▸ **What you are asked to do**:
Gather every line below where "năng" appears.

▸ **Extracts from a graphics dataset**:
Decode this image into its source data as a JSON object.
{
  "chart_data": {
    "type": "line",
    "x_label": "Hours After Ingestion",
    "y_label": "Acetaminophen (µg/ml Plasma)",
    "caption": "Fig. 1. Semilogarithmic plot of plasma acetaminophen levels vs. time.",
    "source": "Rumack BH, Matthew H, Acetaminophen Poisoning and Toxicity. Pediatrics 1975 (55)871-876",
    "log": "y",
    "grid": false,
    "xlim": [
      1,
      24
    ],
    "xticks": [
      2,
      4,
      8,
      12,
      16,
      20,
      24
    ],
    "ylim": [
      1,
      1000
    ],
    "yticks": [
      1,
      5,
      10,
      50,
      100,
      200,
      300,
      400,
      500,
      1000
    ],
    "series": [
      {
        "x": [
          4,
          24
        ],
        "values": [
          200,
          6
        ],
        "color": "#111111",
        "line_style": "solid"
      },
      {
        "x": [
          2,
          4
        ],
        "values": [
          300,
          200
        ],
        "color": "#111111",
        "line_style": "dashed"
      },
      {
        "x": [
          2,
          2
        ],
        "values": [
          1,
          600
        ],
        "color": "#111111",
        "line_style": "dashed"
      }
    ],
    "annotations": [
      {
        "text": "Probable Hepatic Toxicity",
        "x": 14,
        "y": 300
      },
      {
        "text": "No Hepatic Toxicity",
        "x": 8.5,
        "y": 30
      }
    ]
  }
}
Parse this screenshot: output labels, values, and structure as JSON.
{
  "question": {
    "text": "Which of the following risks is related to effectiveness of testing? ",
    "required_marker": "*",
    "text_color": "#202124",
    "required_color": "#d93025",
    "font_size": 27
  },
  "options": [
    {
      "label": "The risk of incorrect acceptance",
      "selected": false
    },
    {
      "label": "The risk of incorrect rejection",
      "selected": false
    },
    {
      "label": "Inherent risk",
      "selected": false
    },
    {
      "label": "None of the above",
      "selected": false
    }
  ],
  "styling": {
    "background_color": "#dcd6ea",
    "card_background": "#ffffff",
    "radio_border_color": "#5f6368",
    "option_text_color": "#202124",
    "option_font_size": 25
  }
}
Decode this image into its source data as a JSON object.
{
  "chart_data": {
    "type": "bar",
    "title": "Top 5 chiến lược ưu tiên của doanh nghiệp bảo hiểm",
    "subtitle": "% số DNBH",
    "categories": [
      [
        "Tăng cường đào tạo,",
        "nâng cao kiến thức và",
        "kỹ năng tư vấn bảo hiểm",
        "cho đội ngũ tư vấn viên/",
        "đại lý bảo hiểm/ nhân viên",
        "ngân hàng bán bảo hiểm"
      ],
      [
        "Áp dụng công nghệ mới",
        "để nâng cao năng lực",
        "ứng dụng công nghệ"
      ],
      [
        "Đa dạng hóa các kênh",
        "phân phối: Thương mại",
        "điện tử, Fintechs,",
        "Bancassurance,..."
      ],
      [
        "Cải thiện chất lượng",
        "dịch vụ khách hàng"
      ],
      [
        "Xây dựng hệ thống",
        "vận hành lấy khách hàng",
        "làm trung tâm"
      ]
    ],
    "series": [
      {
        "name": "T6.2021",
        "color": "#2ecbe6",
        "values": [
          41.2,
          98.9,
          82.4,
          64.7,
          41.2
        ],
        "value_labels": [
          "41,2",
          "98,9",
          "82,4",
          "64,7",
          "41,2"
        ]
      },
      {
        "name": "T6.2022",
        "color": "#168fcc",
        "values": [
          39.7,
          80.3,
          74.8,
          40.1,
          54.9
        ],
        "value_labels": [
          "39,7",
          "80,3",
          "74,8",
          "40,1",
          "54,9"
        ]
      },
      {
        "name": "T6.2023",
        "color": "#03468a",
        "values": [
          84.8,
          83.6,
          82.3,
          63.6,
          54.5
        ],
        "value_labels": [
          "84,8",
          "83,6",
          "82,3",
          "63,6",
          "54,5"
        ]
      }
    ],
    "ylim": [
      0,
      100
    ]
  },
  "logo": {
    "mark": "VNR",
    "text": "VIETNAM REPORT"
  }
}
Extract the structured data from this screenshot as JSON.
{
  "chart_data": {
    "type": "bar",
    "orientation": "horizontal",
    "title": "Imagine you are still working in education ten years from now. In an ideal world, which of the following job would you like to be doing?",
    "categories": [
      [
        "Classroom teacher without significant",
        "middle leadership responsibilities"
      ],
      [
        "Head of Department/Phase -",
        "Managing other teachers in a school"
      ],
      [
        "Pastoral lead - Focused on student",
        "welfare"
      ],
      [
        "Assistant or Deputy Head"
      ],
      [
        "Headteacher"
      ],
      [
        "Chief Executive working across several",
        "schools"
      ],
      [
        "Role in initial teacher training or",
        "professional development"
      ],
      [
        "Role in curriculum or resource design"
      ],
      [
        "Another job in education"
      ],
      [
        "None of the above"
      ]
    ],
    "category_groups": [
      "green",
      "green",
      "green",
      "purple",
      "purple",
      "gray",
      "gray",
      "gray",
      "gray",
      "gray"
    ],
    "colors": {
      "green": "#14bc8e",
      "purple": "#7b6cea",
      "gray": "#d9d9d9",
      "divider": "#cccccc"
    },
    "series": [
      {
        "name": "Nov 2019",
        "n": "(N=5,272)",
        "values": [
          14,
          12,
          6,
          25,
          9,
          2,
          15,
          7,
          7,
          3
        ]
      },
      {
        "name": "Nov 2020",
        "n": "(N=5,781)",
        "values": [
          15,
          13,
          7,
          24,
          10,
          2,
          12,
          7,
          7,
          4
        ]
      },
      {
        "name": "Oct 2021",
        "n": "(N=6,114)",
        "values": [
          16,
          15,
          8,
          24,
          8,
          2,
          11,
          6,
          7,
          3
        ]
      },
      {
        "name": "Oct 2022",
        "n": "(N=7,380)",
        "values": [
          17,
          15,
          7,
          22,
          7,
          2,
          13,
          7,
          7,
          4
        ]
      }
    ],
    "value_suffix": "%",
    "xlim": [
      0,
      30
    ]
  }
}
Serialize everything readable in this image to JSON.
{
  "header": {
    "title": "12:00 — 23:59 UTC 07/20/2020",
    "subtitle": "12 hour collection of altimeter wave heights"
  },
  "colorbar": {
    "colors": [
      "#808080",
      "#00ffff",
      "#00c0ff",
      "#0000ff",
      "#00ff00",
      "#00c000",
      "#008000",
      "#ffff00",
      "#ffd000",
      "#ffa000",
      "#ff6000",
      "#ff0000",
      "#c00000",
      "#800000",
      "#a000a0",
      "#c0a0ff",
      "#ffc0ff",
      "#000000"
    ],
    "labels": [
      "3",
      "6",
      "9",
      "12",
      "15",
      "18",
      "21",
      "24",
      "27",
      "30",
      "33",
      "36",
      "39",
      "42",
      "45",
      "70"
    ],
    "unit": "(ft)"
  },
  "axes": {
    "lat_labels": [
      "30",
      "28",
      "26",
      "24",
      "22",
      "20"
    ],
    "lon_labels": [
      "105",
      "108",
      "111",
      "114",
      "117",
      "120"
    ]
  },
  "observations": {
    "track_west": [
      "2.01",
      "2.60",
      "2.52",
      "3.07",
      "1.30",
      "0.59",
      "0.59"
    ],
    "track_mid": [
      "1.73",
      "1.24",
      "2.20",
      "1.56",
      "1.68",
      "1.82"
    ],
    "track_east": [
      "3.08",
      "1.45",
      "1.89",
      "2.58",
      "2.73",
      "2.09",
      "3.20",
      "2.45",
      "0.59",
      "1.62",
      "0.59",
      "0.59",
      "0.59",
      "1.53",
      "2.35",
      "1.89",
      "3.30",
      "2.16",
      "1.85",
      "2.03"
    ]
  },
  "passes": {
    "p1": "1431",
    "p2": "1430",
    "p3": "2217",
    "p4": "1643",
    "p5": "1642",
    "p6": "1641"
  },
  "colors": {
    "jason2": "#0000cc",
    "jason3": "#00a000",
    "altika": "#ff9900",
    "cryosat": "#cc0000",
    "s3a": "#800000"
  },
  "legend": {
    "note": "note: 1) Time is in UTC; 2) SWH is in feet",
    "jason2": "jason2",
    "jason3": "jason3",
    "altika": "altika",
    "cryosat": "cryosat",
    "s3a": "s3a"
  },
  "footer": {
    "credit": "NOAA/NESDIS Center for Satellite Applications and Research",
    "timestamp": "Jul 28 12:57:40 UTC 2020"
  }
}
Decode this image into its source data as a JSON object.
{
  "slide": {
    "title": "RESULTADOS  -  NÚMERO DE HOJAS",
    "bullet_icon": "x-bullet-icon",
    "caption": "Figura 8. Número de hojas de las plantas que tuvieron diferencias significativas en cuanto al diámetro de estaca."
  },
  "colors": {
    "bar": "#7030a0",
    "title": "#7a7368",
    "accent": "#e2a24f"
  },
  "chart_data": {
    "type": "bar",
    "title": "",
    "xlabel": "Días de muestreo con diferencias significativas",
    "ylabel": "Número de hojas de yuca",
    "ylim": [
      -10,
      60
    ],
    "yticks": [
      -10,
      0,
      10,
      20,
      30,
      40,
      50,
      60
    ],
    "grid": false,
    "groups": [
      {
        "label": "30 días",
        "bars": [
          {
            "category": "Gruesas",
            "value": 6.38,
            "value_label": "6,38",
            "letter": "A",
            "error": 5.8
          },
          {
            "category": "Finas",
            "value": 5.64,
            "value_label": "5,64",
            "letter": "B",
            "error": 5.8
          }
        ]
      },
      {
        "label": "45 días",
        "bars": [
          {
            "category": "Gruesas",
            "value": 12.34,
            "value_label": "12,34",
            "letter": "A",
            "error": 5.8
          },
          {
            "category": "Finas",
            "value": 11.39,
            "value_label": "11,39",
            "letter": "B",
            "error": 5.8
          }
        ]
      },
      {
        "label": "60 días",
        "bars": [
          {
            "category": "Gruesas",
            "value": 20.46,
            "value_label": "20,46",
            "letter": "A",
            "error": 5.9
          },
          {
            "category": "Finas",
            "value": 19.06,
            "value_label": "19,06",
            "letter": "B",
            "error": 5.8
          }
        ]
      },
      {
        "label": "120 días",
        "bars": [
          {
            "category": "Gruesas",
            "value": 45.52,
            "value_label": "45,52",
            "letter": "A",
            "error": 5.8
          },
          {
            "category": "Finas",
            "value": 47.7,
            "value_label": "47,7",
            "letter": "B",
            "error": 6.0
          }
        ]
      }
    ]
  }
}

▸ **Task response**:
        "kỹ năng tư vấn bảo hiểm",
        "để nâng cao năng lực",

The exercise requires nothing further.